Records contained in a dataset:

__________

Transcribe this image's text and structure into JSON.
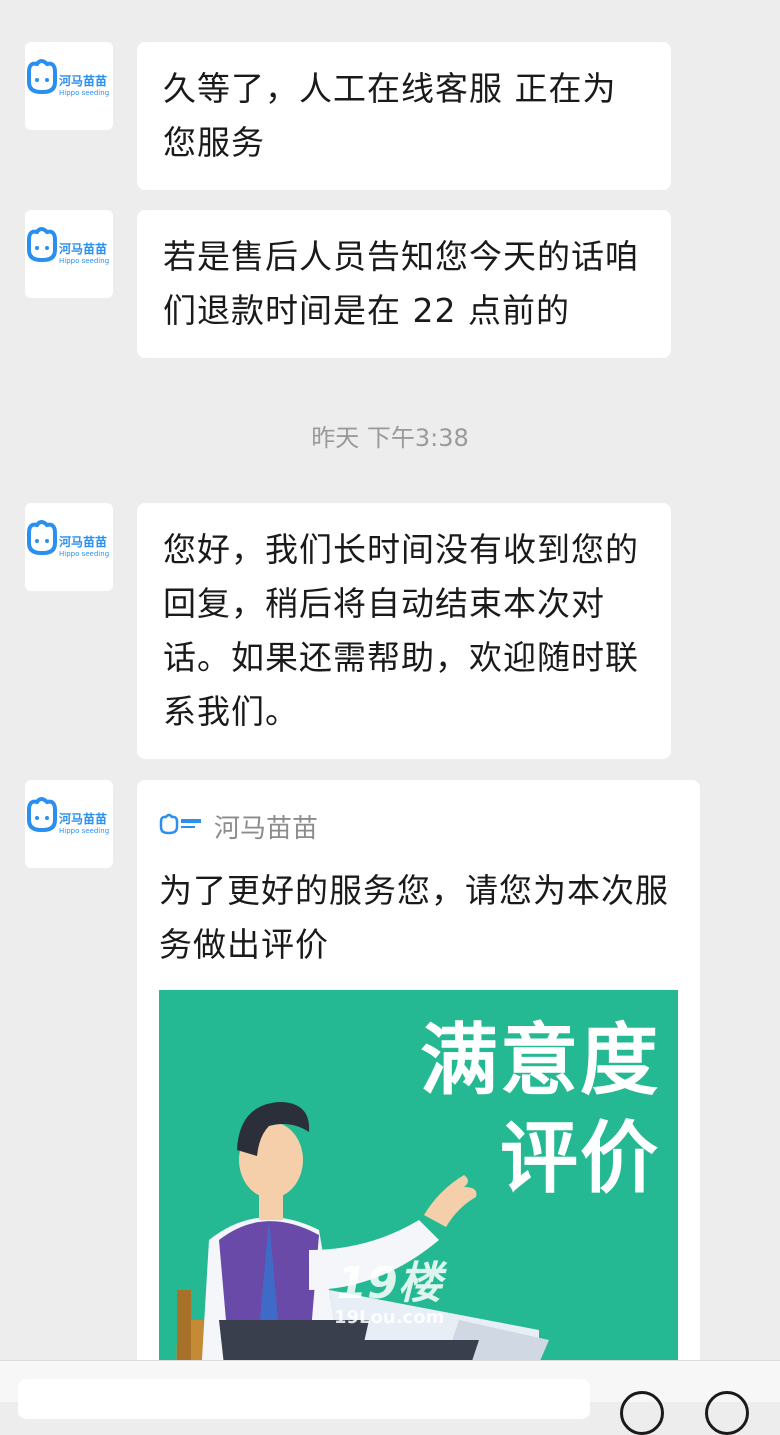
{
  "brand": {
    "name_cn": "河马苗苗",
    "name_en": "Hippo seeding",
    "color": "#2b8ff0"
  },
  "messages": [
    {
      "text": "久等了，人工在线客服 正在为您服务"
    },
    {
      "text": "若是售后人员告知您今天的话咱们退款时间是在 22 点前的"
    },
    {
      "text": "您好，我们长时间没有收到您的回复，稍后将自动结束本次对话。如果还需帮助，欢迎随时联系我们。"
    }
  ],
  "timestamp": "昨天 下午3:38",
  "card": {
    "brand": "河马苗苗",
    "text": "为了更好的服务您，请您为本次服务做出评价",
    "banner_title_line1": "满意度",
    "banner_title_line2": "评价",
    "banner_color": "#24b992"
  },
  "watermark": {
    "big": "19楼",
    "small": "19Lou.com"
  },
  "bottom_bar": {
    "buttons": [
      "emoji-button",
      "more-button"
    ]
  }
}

__________

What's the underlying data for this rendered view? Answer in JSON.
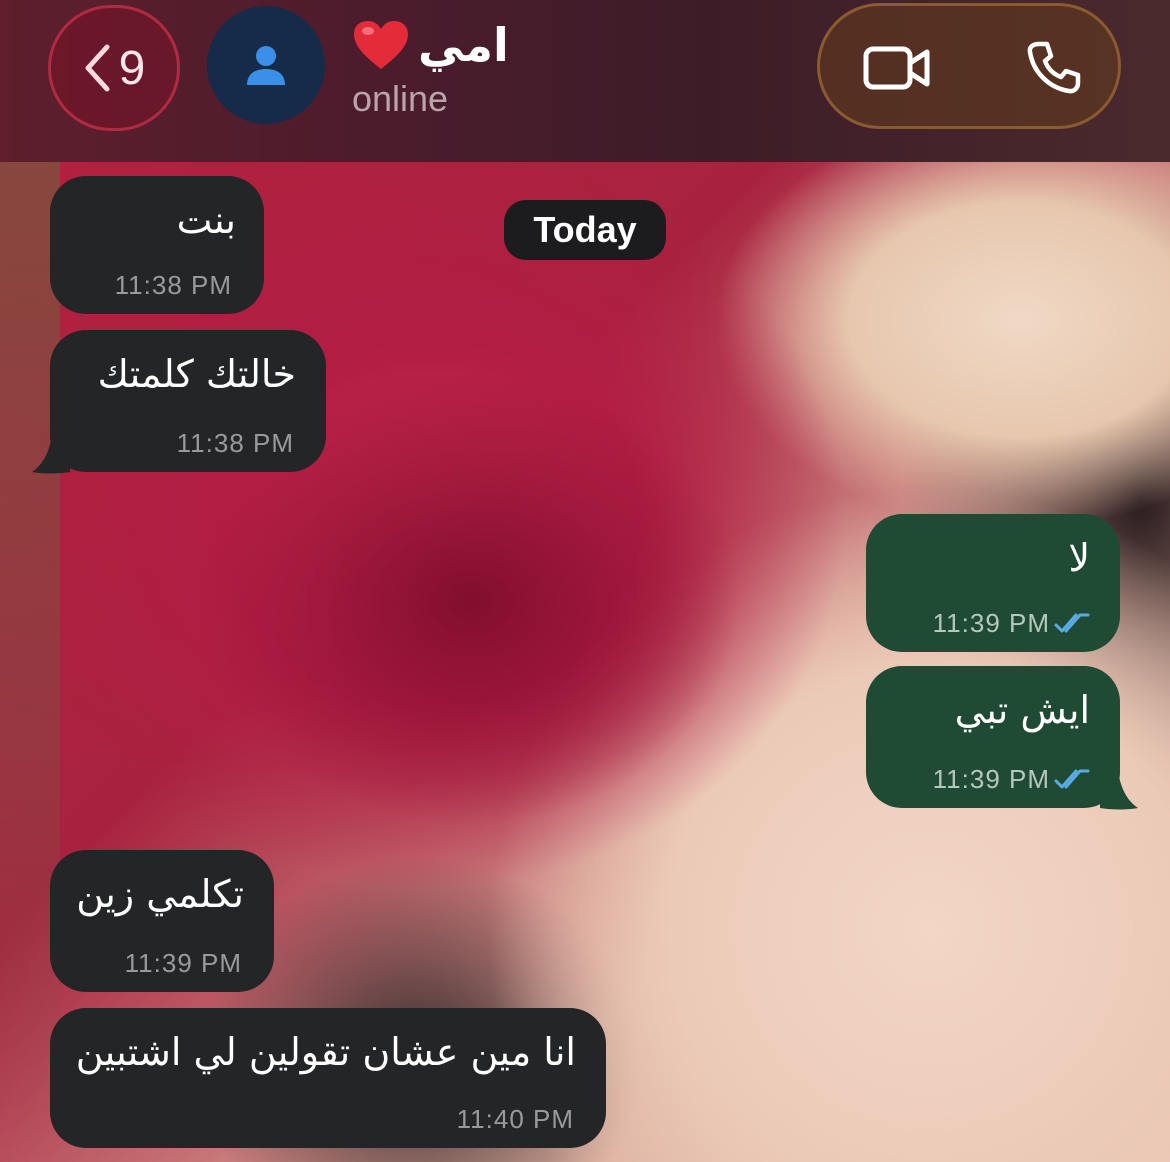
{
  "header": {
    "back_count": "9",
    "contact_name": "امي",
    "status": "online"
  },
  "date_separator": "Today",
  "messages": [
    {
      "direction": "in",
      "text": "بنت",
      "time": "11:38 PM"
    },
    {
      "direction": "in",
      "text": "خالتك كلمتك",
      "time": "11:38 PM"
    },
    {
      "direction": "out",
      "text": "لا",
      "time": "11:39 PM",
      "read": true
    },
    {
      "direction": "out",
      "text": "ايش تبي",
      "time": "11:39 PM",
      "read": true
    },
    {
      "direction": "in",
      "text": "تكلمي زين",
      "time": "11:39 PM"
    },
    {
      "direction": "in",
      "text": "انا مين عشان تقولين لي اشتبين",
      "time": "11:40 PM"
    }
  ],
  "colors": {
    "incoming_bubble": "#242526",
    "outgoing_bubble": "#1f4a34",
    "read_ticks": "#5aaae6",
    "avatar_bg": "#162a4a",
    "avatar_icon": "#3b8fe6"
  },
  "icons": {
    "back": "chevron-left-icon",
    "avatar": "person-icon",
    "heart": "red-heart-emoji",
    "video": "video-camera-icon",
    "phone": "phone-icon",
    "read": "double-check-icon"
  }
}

__________

From the entries above, select each line containing the string "text".

● Answer
Transcribe this image's text and structure into JSON.
      "text": "久等了，人工在线客服 正在为您服务"
      "text": "若是售后人员告知您今天的话咱们退款时间是在 22 点前的"
      "text": "您好，我们长时间没有收到您的回复，稍后将自动结束本次对话。如果还需帮助，欢迎随时联系我们。"
    "text": "为了更好的服务您，请您为本次服务做出评价",
      "text": "بنت",
      "text": "خالتك كلمتك",
      "text": "لا",
      "text": "ايش تبي",
      "text": "تكلمي زين",
      "text": "انا مين عشان تقولين لي اشتبين",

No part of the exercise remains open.